_WHAT IS EXPECTED_
Find the lines of data that contain the string "Tobago", then list them.

BEGIN DATA FOR THE TASK

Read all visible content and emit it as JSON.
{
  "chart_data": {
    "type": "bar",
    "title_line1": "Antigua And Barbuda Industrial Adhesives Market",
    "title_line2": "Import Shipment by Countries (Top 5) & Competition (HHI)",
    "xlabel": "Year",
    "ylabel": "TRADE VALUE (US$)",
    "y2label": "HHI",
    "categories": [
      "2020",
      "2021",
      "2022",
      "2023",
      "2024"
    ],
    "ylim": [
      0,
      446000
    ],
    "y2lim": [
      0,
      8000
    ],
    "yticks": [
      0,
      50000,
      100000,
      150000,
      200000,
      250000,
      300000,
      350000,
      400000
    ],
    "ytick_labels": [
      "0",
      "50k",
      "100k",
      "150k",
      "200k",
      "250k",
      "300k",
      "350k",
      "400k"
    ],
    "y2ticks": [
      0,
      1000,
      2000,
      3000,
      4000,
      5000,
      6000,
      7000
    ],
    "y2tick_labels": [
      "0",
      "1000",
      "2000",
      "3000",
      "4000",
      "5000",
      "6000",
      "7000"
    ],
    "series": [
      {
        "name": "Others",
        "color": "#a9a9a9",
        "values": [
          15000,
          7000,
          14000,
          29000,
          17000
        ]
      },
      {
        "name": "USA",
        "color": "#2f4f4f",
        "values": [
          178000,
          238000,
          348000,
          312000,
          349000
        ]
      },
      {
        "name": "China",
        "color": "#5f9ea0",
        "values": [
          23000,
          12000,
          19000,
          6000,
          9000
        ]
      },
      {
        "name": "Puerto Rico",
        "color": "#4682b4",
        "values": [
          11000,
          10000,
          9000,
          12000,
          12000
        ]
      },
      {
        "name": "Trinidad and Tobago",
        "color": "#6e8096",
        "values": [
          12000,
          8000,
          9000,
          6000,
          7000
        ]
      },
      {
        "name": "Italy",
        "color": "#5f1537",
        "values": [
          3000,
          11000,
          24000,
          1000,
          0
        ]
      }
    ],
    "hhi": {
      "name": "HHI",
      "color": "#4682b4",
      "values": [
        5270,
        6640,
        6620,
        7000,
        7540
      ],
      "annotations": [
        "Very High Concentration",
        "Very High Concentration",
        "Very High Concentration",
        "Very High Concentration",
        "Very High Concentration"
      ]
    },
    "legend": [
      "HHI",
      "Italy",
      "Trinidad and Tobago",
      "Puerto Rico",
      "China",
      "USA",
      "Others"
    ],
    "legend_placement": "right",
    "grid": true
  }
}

END DATA FOR THE TASK

_RESPONSE TO THE TASK_
        "name": "Trinidad and Tobago",
      "Trinidad and Tobago",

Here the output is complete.